CONSIGNE 1: Reproduisez à l'identique, dans les enregistrements plus bas, le passage allant de la ligne qui contient « List all visible » jusqu'à celle qui contient « bio-line: ❣️I am », ces deux lignes comprises.

---- TEXTE FOURNI

A/ Disposition testamentaire française

3432 La disposition testamentaire devra, selon sa forme, faire l’objet des formalités classiques de dépôt et d’enregistrement découlant de la pratique notariale classique.

B/ Disposition testamentaire étrangère

3433 Elle devra être traduite et, le cas échéant, être revêtue, en l’absence de convention internationale de dispense, de la formalité de la légalisation ou de l’apostille568.

Lorsque les concepts dont elle dispose sont inconnus du droit français, il conviendra pour le notaire chargé de la succession de requérir un document explicatif complémentaire de la part d’une autorité compétente étrangère (notaire, avocat, professeur, etc.), tels un certificat de coutume, un affidavit, une legal opinion, etc. Ce document expliquera en quoi consiste ce concept. Il sera conseillé de requérir à l’occasion de son établissement qu’il soit indiqué quelle est la dévolution précise qui en découle.

La disposition devra faire l’objet des formalités de dépôt et d’enregistrement.

La traduction (apostillée, légalisée ou non), ainsi que le document explicatif complémentaire devront faire l’objet d’un exposé dans l’acte de dépôt et devront être annexés à celui-ci.

--------

CONSIGNE 2: Transcrivez fidèlement le passage du texte sur les dispositions testamentaires qui va de « A/ Disposition testamentaire » jusqu'à « pratique notariale classique. ».

---- DONNÉES FOURNIES

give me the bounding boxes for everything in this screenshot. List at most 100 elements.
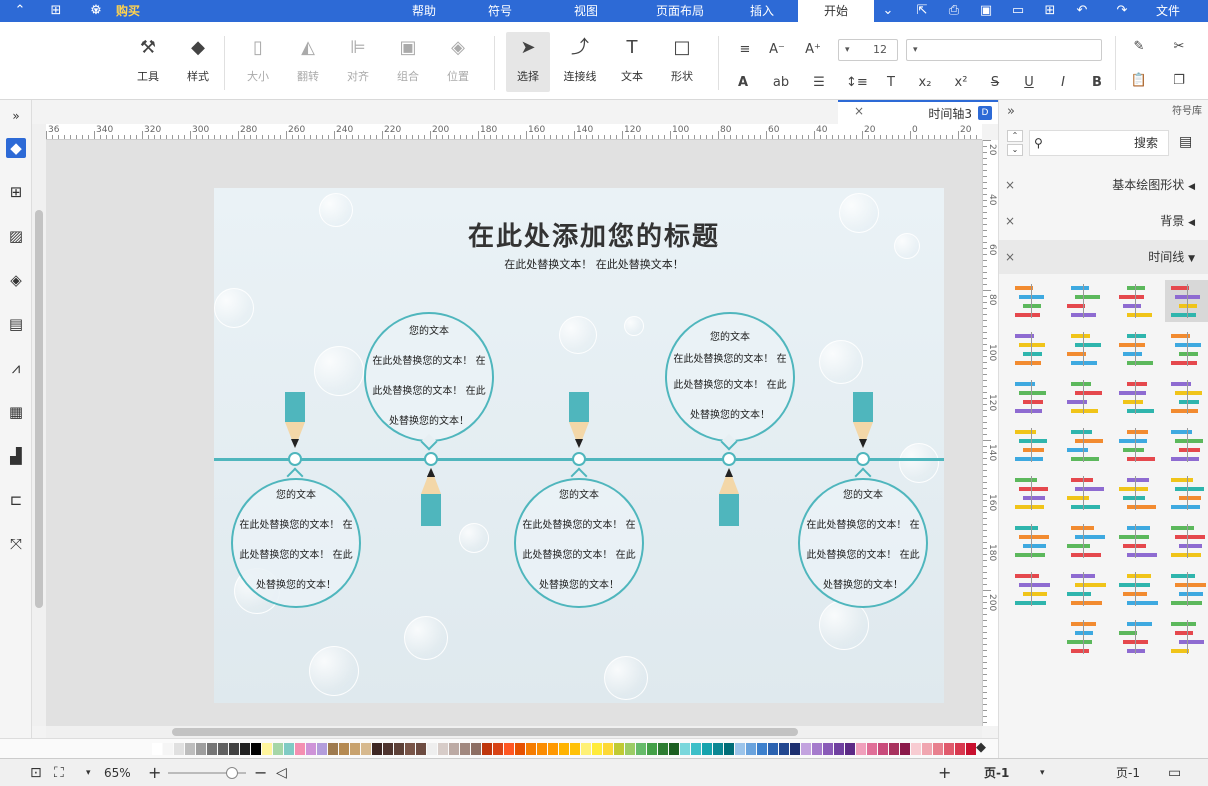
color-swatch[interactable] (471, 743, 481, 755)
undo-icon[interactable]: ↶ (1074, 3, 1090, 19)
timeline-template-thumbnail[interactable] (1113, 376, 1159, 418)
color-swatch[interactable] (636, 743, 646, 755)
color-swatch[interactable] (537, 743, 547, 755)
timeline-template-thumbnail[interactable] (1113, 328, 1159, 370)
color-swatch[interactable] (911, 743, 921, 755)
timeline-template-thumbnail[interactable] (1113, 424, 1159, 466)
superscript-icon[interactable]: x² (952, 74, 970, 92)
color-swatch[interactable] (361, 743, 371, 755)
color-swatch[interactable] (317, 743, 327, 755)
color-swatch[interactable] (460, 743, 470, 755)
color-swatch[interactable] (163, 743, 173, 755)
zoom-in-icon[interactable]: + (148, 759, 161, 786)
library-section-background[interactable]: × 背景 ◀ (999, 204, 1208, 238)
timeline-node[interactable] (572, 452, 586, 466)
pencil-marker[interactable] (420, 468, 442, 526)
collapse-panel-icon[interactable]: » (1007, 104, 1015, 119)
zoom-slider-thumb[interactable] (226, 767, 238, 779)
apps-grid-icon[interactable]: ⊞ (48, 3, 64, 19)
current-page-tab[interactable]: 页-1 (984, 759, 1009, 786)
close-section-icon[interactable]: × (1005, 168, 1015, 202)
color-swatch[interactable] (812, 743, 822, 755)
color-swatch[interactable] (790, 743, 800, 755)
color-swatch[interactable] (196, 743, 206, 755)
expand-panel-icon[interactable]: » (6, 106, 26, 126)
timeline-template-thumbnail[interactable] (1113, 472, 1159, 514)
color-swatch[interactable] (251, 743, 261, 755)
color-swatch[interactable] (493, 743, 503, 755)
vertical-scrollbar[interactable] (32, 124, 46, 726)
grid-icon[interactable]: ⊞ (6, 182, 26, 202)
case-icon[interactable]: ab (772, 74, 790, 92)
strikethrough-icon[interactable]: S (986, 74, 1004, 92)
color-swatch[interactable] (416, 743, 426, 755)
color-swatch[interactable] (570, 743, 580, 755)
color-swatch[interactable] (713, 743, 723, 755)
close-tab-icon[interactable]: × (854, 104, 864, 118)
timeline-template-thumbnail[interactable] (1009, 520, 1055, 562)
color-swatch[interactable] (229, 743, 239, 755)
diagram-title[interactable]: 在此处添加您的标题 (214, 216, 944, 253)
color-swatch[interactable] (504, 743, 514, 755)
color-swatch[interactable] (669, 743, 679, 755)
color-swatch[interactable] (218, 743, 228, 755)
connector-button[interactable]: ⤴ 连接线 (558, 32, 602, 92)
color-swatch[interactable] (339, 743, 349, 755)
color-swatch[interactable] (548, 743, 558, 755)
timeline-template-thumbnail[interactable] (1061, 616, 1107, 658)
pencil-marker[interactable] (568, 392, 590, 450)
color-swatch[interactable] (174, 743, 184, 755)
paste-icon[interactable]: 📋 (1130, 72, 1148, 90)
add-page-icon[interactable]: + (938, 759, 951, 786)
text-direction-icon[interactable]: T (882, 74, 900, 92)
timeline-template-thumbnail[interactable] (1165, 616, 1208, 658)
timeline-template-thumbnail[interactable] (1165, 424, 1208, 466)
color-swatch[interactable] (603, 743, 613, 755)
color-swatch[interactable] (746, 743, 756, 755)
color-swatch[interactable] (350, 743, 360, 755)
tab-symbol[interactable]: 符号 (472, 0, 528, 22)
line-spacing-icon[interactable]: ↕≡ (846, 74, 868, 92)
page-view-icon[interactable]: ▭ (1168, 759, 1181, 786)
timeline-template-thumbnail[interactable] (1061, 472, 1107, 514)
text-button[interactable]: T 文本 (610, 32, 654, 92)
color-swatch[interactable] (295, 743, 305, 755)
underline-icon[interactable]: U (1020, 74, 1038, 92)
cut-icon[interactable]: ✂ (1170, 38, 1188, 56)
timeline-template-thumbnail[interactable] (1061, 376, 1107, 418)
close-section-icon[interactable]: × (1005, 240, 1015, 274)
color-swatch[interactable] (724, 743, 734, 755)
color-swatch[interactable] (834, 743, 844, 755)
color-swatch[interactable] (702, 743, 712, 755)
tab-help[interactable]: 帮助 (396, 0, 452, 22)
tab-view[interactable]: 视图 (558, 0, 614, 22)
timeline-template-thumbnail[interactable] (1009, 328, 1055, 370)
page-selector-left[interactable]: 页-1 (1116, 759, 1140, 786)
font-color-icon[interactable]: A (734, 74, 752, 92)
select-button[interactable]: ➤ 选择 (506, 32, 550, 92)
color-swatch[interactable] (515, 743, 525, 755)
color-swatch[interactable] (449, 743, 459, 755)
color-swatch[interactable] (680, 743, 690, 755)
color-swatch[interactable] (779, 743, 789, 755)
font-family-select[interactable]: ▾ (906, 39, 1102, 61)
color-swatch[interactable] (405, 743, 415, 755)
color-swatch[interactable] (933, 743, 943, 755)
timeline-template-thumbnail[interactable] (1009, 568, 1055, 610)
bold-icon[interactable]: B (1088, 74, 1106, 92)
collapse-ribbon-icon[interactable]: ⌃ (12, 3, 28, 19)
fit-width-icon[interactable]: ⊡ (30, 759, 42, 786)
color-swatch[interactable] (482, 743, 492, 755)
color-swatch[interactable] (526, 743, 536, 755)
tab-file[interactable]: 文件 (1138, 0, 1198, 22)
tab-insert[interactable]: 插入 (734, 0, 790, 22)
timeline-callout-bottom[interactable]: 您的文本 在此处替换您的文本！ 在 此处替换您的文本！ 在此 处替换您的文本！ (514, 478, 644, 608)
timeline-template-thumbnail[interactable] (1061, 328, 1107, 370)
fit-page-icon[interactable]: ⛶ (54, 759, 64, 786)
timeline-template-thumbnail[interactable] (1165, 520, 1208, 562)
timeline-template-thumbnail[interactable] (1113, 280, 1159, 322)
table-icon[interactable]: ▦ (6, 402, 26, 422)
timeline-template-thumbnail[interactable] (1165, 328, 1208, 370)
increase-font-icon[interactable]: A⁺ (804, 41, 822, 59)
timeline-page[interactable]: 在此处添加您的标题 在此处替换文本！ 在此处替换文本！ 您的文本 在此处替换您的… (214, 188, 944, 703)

--------
---- DONNÉES FOURNIES

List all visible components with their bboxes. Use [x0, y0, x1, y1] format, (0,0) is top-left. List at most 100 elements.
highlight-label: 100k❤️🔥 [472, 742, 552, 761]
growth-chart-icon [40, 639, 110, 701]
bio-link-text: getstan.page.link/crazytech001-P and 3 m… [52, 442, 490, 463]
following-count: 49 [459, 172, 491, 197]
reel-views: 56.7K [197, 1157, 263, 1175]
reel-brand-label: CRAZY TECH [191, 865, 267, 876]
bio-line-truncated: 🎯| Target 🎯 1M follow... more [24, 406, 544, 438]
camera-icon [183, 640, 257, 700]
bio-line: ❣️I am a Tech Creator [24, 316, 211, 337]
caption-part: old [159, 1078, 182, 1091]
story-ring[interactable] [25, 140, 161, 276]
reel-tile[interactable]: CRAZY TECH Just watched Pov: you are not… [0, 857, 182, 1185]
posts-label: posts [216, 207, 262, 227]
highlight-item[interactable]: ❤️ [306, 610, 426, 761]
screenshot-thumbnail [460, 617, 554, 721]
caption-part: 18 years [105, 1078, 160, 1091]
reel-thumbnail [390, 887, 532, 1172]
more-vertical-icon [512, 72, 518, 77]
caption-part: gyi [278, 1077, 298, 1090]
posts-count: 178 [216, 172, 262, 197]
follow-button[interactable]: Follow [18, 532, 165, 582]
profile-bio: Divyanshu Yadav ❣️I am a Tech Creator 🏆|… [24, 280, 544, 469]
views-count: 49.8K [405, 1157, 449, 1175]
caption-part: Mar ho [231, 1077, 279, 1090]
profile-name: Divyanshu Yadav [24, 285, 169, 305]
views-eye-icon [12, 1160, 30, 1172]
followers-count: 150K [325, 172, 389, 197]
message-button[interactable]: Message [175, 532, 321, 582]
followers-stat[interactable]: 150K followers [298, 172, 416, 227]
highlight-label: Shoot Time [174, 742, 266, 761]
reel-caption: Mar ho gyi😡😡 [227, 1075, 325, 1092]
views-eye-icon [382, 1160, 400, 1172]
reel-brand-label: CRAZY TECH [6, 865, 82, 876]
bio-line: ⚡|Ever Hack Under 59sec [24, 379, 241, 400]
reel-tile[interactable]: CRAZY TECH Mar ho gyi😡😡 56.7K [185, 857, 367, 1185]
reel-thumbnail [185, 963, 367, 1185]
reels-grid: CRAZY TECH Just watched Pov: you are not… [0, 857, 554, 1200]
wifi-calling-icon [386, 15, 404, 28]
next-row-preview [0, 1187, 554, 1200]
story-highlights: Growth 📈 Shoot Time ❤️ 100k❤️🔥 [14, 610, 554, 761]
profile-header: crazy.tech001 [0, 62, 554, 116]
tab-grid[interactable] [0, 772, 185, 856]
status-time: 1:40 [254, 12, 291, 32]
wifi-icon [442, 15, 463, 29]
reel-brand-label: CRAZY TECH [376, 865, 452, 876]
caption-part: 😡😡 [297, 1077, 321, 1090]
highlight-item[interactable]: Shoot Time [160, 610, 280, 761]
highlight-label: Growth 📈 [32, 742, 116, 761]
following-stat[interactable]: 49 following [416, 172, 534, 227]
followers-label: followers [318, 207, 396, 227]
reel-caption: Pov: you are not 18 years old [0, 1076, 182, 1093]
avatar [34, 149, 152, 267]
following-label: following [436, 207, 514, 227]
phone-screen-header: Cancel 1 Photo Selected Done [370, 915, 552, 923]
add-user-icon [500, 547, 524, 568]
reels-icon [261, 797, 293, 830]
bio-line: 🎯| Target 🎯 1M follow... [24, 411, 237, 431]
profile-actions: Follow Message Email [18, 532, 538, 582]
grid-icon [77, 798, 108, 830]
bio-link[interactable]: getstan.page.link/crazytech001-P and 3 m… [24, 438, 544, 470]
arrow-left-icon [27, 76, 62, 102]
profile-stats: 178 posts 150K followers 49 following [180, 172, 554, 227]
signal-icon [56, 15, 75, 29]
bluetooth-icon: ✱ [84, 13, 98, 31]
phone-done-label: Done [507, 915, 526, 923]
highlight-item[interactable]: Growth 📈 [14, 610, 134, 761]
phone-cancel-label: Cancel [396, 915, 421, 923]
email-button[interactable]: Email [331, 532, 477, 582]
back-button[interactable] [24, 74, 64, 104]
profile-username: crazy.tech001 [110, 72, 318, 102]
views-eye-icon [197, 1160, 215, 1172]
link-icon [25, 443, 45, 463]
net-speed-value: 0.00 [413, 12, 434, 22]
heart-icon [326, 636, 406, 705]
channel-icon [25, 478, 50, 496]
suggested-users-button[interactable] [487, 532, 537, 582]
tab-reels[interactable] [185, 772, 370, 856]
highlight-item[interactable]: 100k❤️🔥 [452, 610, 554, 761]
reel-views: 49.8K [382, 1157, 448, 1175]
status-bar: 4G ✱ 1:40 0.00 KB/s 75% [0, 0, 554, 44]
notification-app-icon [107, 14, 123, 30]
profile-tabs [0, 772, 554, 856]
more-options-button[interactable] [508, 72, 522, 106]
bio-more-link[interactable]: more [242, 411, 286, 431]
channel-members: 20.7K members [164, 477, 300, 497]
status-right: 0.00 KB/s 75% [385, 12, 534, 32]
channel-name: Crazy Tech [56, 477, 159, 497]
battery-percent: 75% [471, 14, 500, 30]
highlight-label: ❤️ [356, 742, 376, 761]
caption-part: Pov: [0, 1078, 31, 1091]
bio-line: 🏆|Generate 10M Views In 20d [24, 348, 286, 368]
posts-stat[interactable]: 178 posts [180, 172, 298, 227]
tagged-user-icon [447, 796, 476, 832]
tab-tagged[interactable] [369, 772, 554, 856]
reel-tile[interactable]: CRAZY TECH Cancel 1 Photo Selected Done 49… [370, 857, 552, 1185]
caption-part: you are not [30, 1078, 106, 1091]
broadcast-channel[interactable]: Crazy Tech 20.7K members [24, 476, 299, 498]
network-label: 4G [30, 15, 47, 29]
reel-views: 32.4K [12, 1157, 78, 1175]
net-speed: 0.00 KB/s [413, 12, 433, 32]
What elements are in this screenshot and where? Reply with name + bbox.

--------

RÉPONSE ATTENDUE 1:
List all visible components with their bboxes. Use [x0, y0, x1, y1] format, (0,0) is top-left. List at most 100 elements.
highlight-label: 100k❤️🔥 [472, 742, 552, 761]
growth-chart-icon [40, 639, 110, 701]
bio-link-text: getstan.page.link/crazytech001-P and 3 m… [52, 442, 490, 463]
following-count: 49 [459, 172, 491, 197]
reel-views: 56.7K [197, 1157, 263, 1175]
reel-brand-label: CRAZY TECH [191, 865, 267, 876]
bio-line-truncated: 🎯| Target 🎯 1M follow... more [24, 406, 544, 438]
camera-icon [183, 640, 257, 700]
bio-line: ❣️I am a Tech Creator [24, 316, 211, 337]

RÉPONSE ATTENDUE 2:
A/ Disposition testamentaire française

3432 La disposition testamentaire devra, selon sa forme, faire l’objet des formalités classiques de dépôt et d’enregistrement découlant de la pratique notariale classique.